**Directive 1**.
List the names of the parameters documented under "Parameters" in the FFmpeg documentation text.
**Directive 2**.
Continue the FFmpeg documentation text, starting after its final line.

**Page text**.
--- BEGIN ---

The FFmpeg command being run.

Type

List[str]

preview_command

The FFmpeg preview command, if configured.

Type

Optional[List[str]]

codec

The normalized Discord video codec name.

Type

str

frame_time_ms

The default frame duration in milliseconds.

Type

float

classmethod preflight_desktop(*, width, height, fps=1, codec='H264', bitrate=4000000, executable='ffmpeg', input_args=None, before_options=None, transcoder=None, native_capture=False, output_index=0, timeout=15.0)

Check whether the configured desktop source can produce an encoded frame.

This is useful before joining voice, since desktop capture and encoder failures are often caused by the local session rather than Discord transport.

Parameters
  • width (int) – The capture width in pixels.

  • height (int) – The capture height in pixels.

  • fps (int) – The capture frame rate.

  • codec (str) – The Discord video codec to encode.

  • bitrate (int) – The target video bitrate in bits per second.

--- END ---

**Data extract**.
--- BEGIN ---

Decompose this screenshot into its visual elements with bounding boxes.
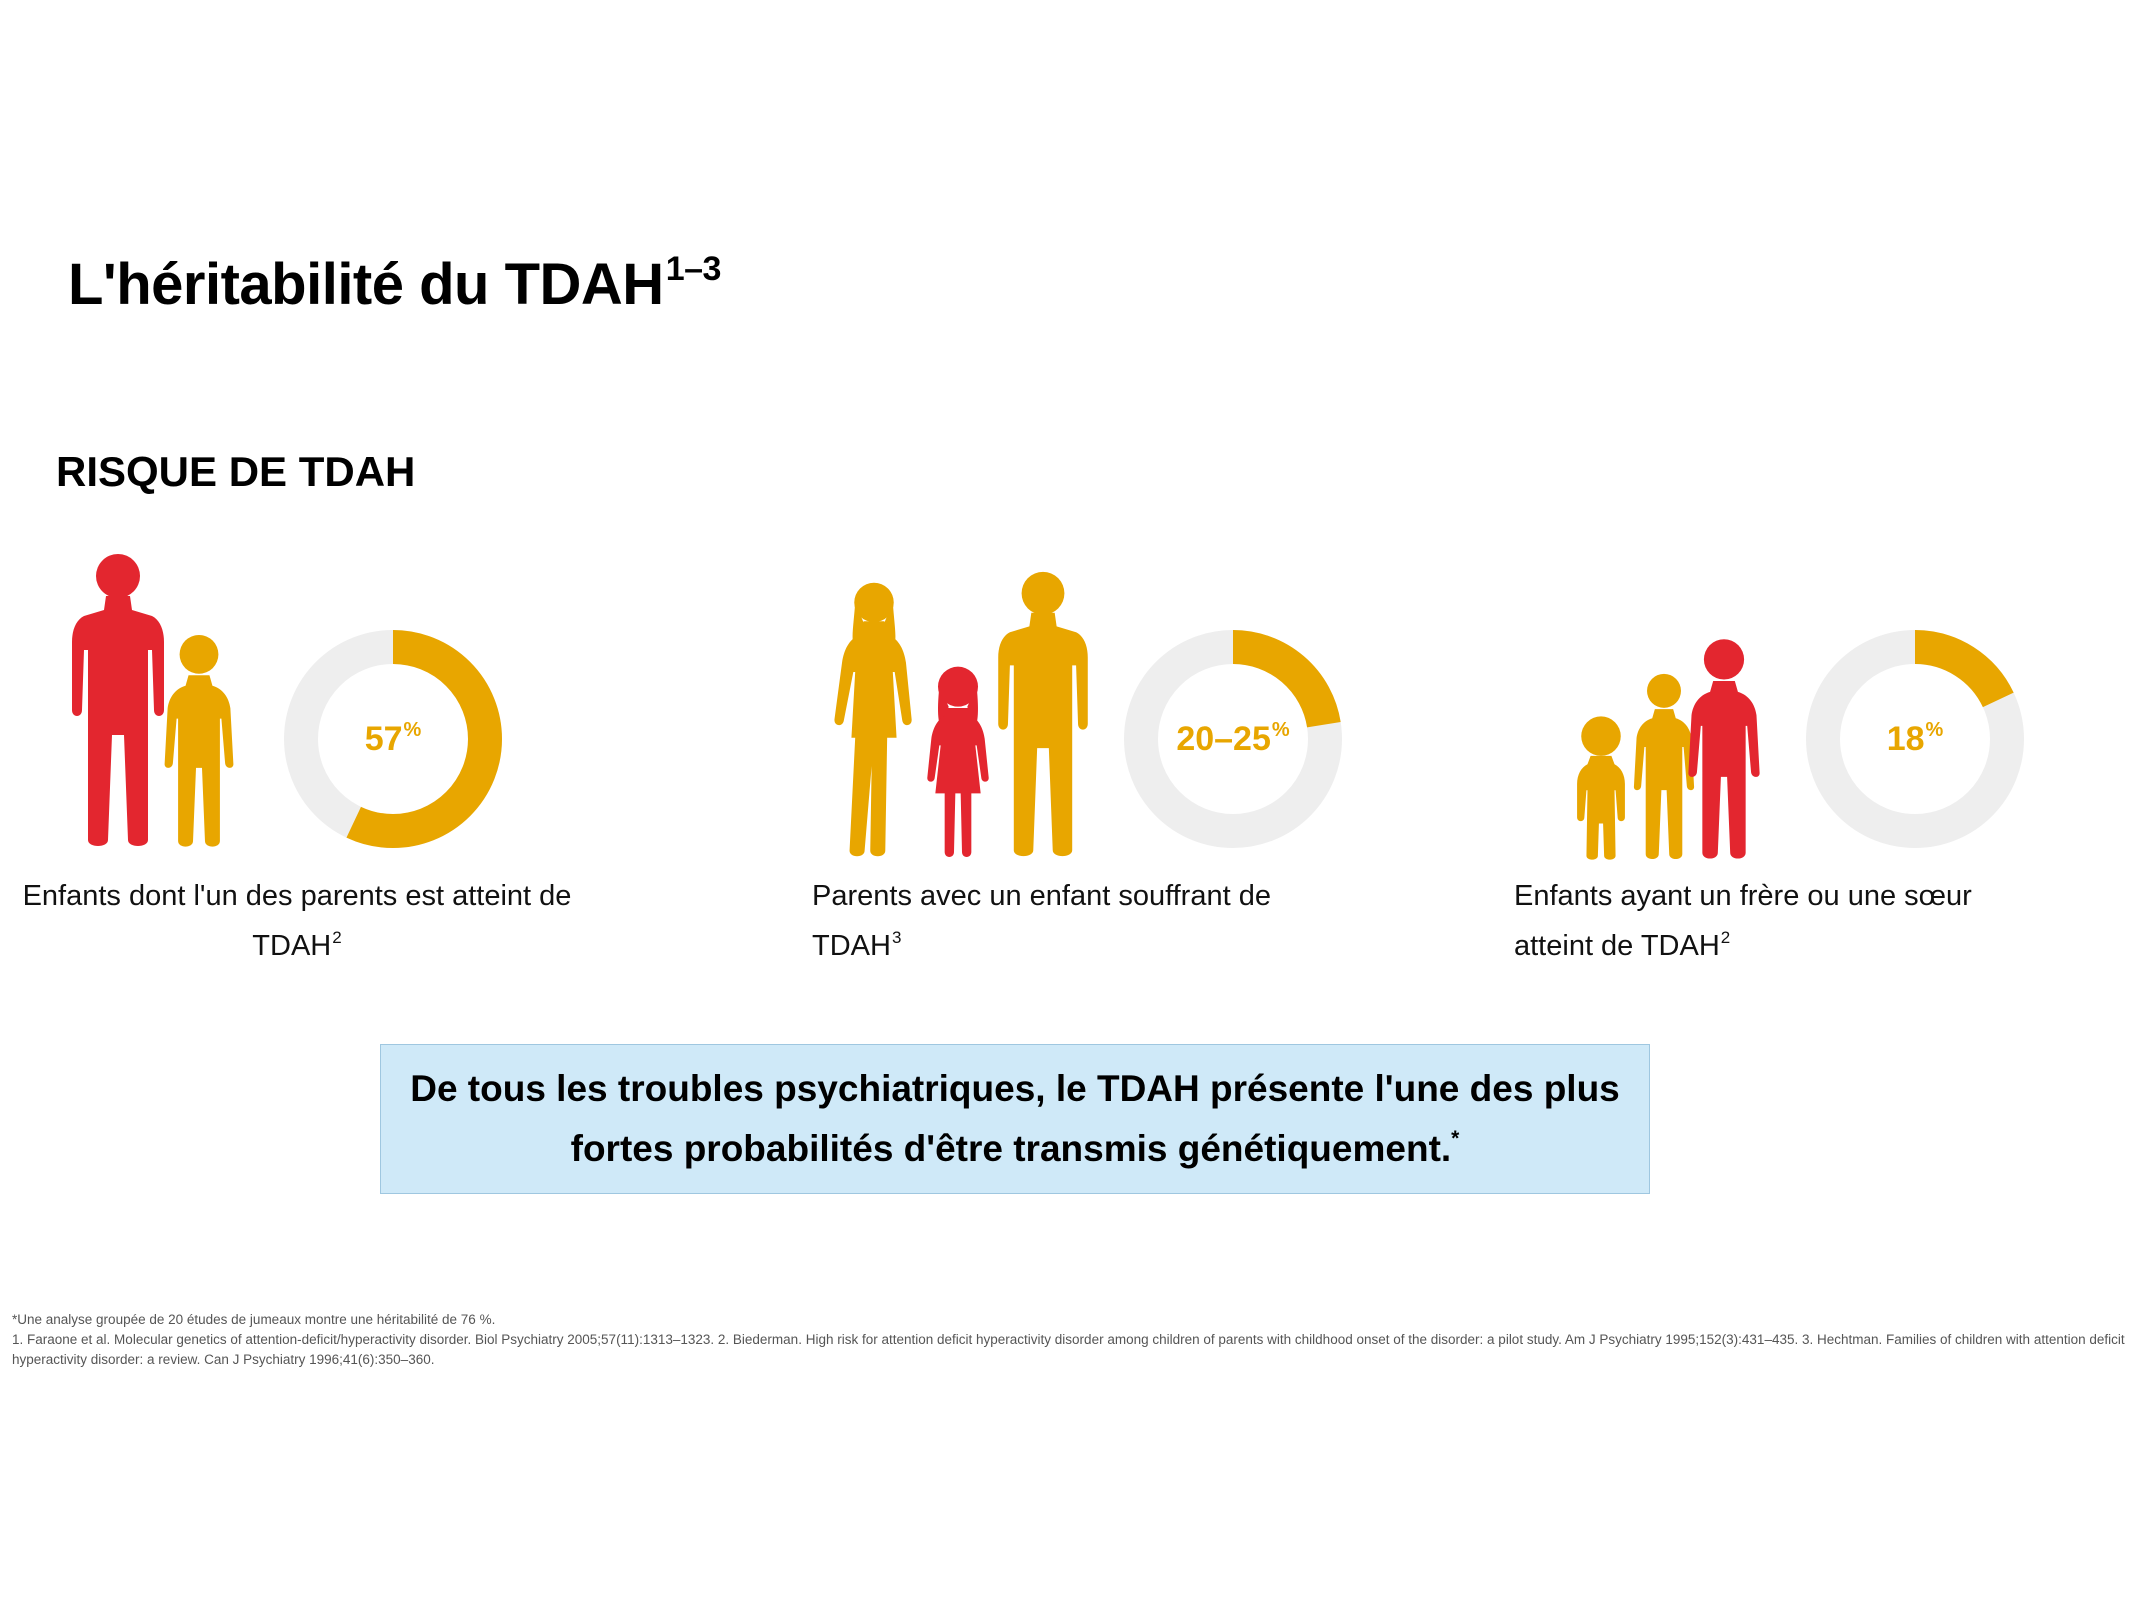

--- END ---

**Answer 1**.
width, height, fps, codec, bitrate

**Answer 2**.
  • executable (str) – The FFmpeg executable to run.

  • input_args (Optional[List[str]]) – FFmpeg input arguments. When omitted, platform desktop capture defaults are used.

  • before_options (Optional[str]) – Extra FFmpeg options placed before input options.

  • transcoder (Optional[VideoTranscoderConfig]) – Encoder and filter selection options.

  • native_capture (bool) – Whether to use the native desktop capture bridge on supported platforms (currently Windows only).

  • output_index (int) – The native desktop output index to capture.

  • timeout (float) – Maximum seconds to wait for the preflight encode.

Raises
  • discord.ClientException – Desktop capture, FFmpeg startup, encoder validation, or the preflight encode failed.

  • RuntimeError – Platform desktop capture defaults are not available.

classmethod from_desktop(codec, *, width, height, fps, bitrate, executable='ffmpeg', input_args=None, stderr=None, before_options=None, options=None, transcoder=None, native_capture=False, output_index=0, display=...)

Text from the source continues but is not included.